**Exercise description:**
Copy out each line containing "关联采购申请" from the entries below.

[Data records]
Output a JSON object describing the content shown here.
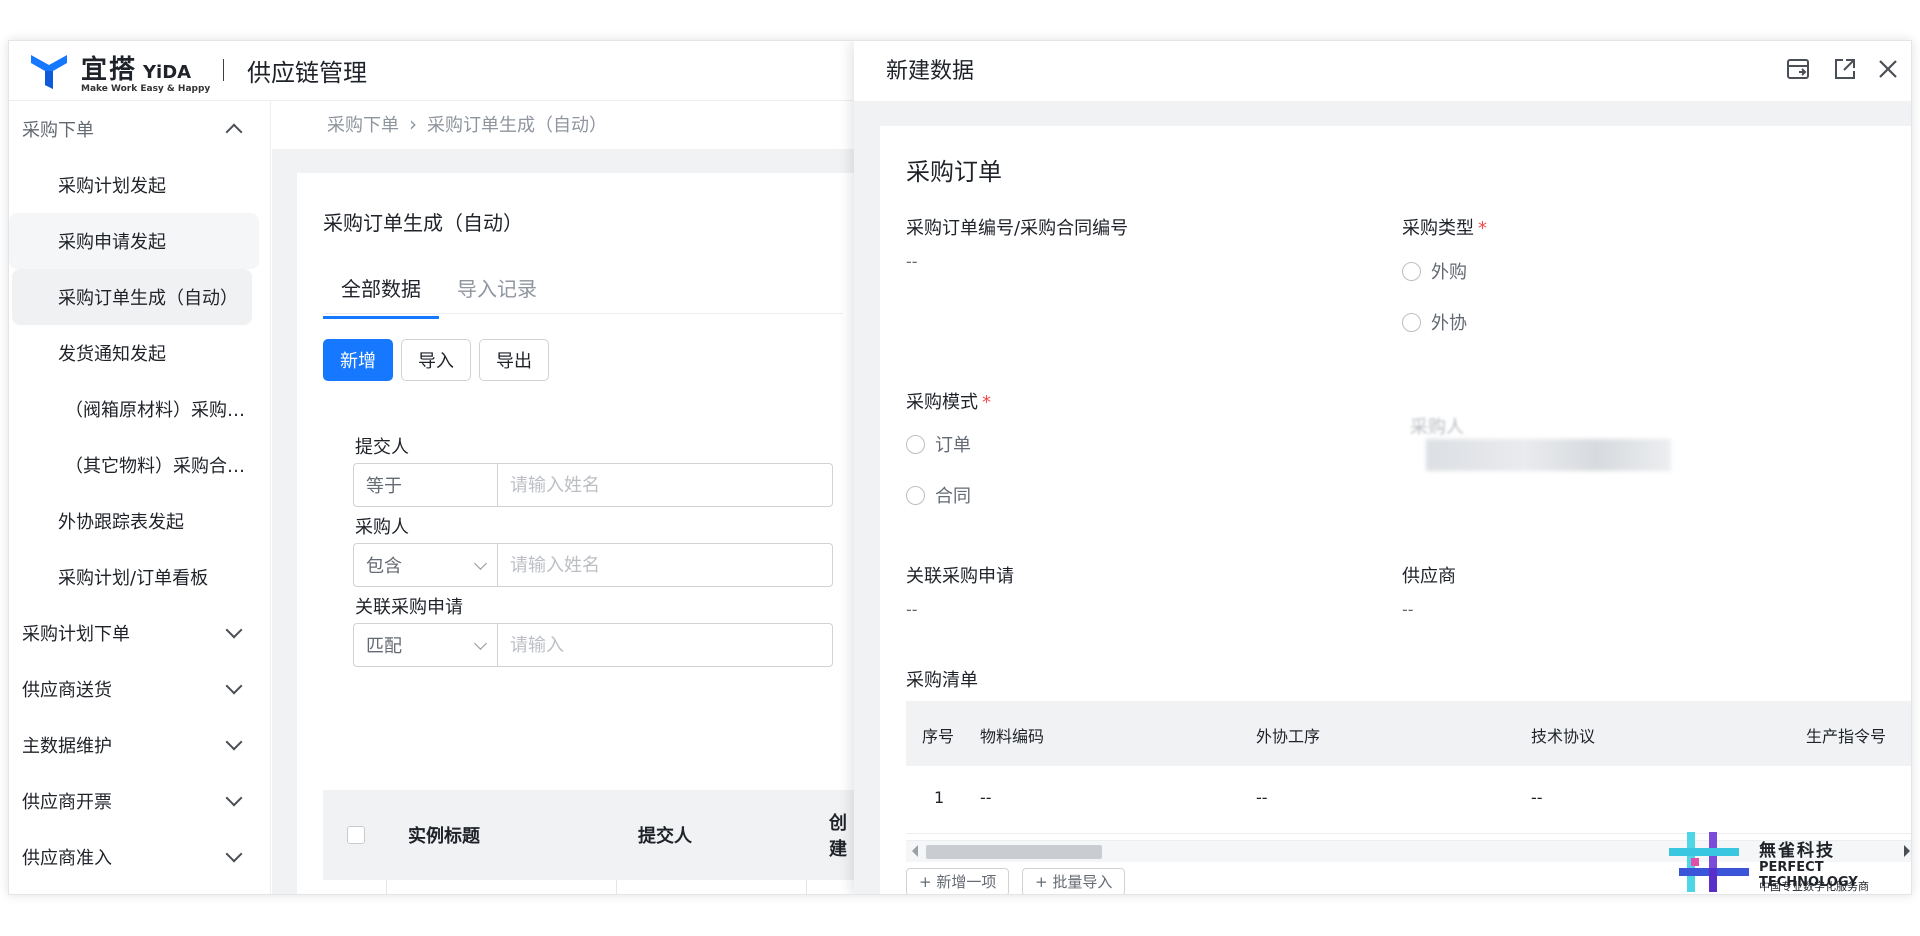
{
  "header": {
    "brand_cn": "宜搭",
    "brand_en": "YiDA",
    "brand_slogan": "Make Work Easy & Happy",
    "app_title": "供应链管理",
    "brand_color": "#1677ff"
  },
  "sidebar": {
    "groups": [
      {
        "label": "采购下单",
        "expanded": true
      },
      {
        "label": "采购计划下单"
      },
      {
        "label": "供应商送货"
      },
      {
        "label": "主数据维护"
      },
      {
        "label": "供应商开票"
      },
      {
        "label": "供应商准入"
      }
    ],
    "items": [
      "采购计划发起",
      "采购申请发起",
      "采购订单生成（自动）",
      "发货通知发起",
      "（阀箱原材料）采购…",
      "（其它物料）采购合…",
      "外协跟踪表发起",
      "采购计划/订单看板"
    ],
    "active_item": "采购订单生成（自动）"
  },
  "main": {
    "breadcrumb": [
      "采购下单",
      "采购订单生成（自动）"
    ],
    "page_title": "采购订单生成（自动）",
    "tabs": [
      "全部数据",
      "导入记录"
    ],
    "buttons": {
      "add": "新增",
      "import": "导入",
      "export": "导出"
    },
    "filters": [
      {
        "label": "提交人",
        "operator": "等于",
        "placeholder": "请输入姓名"
      },
      {
        "label": "采购人",
        "operator": "包含",
        "placeholder": "请输入姓名"
      },
      {
        "label": "关联采购申请",
        "operator": "匹配",
        "placeholder": "请输入"
      }
    ],
    "table_headers": [
      "实例标题",
      "提交人",
      "创建"
    ]
  },
  "drawer": {
    "title": "新建数据",
    "form_title": "采购订单",
    "fields": {
      "order_no_label": "采购订单编号/采购合同编号",
      "order_no_value": "--",
      "purchase_type_label": "采购类型",
      "purchase_type_options": [
        "外购",
        "外协"
      ],
      "purchase_mode_label": "采购模式",
      "purchase_mode_options": [
        "订单",
        "合同"
      ],
      "purchaser_label": "采购人",
      "related_request_label": "关联采购申请",
      "related_request_value": "--",
      "supplier_label": "供应商",
      "supplier_value": "--"
    },
    "list_title": "采购清单",
    "list_headers": [
      "序号",
      "物料编码",
      "外协工序",
      "技术协议",
      "生产指令号"
    ],
    "list_row": [
      "1",
      "--",
      "--",
      "--"
    ],
    "sub_buttons": [
      "+ 新增一项",
      "+ 批量导入"
    ]
  },
  "watermark": {
    "cn": "無雀科技",
    "en": "PERFECT TECHNOLOGY",
    "sub": "中国专业数字化服务商"
  },
  "colors": {
    "primary": "#1677ff",
    "required": "#f54a45",
    "muted": "#8f959e"
  }
}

**Final result:**
        "label": "关联采购申请",
      "related_request_label": "关联采购申请",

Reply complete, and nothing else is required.